> What is asked: Find the lines with "common" in them and copy them out.

— Start of Records shown —

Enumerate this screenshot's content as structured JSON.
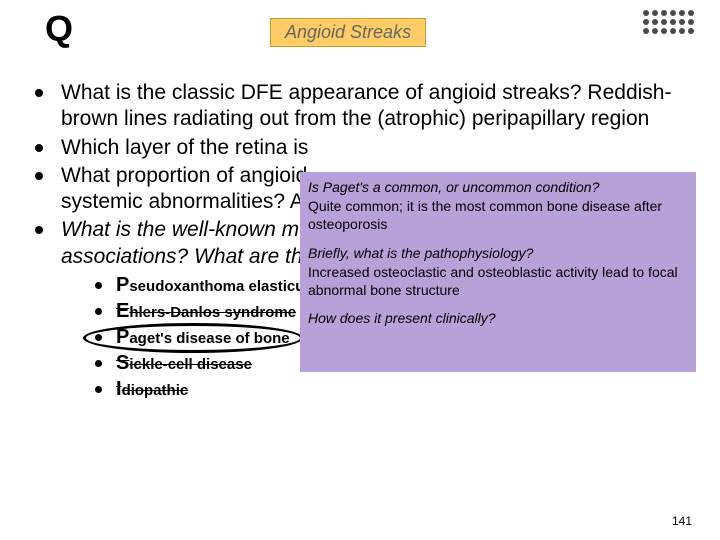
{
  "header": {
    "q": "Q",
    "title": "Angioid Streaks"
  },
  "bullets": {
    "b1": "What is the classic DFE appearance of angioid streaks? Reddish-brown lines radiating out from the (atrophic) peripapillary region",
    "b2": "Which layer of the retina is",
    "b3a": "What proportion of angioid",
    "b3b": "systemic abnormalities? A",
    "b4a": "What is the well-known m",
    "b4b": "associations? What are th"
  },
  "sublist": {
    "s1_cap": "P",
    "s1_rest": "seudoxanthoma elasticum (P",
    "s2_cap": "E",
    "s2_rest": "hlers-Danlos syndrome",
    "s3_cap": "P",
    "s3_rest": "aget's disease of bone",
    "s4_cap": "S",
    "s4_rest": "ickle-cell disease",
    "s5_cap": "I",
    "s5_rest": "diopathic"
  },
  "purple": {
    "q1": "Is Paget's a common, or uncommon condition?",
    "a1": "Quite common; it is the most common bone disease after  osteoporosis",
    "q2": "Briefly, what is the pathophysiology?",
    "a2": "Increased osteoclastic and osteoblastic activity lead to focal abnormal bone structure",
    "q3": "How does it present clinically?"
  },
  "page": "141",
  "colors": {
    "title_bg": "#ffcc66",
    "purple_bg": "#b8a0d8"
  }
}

— End of Records shown —
— Start of Records shown —

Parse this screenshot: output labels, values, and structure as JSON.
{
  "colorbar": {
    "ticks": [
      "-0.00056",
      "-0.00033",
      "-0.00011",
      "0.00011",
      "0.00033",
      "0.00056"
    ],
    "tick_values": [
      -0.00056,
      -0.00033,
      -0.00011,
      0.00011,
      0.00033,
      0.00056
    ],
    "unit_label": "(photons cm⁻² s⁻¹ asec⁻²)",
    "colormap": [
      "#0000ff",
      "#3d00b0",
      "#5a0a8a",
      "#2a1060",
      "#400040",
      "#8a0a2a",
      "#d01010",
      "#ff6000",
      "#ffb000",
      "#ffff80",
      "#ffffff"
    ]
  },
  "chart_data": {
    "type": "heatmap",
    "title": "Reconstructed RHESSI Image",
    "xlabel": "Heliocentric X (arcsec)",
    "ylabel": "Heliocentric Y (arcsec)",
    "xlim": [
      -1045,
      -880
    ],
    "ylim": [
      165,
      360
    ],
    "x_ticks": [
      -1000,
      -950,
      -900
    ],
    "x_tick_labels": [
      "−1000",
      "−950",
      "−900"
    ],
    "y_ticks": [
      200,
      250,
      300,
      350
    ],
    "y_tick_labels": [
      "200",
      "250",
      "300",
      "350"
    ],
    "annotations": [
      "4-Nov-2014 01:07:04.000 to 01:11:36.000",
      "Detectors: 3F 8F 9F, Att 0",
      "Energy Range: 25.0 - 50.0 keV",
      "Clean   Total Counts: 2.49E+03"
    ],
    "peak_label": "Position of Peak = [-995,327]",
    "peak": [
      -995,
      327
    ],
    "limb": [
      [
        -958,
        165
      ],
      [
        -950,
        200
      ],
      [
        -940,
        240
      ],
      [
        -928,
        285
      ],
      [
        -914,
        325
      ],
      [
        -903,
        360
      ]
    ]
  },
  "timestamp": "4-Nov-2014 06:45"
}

— End of Records shown —
— Start of Records shown —

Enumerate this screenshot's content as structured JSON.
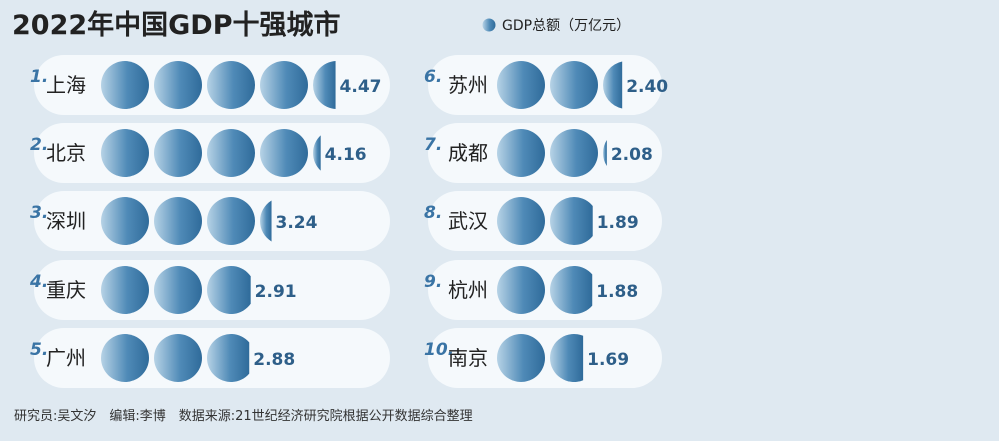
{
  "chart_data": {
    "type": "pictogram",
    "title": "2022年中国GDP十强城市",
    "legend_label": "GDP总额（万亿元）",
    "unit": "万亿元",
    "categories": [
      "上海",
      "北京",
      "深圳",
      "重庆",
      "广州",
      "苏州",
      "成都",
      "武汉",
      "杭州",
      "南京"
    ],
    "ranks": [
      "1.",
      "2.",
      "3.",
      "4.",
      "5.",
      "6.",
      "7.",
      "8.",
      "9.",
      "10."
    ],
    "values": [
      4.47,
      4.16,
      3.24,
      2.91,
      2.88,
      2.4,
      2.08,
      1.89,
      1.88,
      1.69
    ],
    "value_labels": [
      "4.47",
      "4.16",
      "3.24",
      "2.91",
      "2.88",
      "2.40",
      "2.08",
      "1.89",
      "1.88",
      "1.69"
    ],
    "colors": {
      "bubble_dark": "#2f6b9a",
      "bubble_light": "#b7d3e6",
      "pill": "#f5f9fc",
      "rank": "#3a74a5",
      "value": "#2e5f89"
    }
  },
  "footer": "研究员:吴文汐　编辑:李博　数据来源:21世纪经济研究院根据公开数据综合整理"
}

— End of Records shown —

> Output for this exercise:
    "q1": "Is Paget's a common, or uncommon condition?",
    "a1": "Quite common; it is the most common bone disease after  osteoporosis",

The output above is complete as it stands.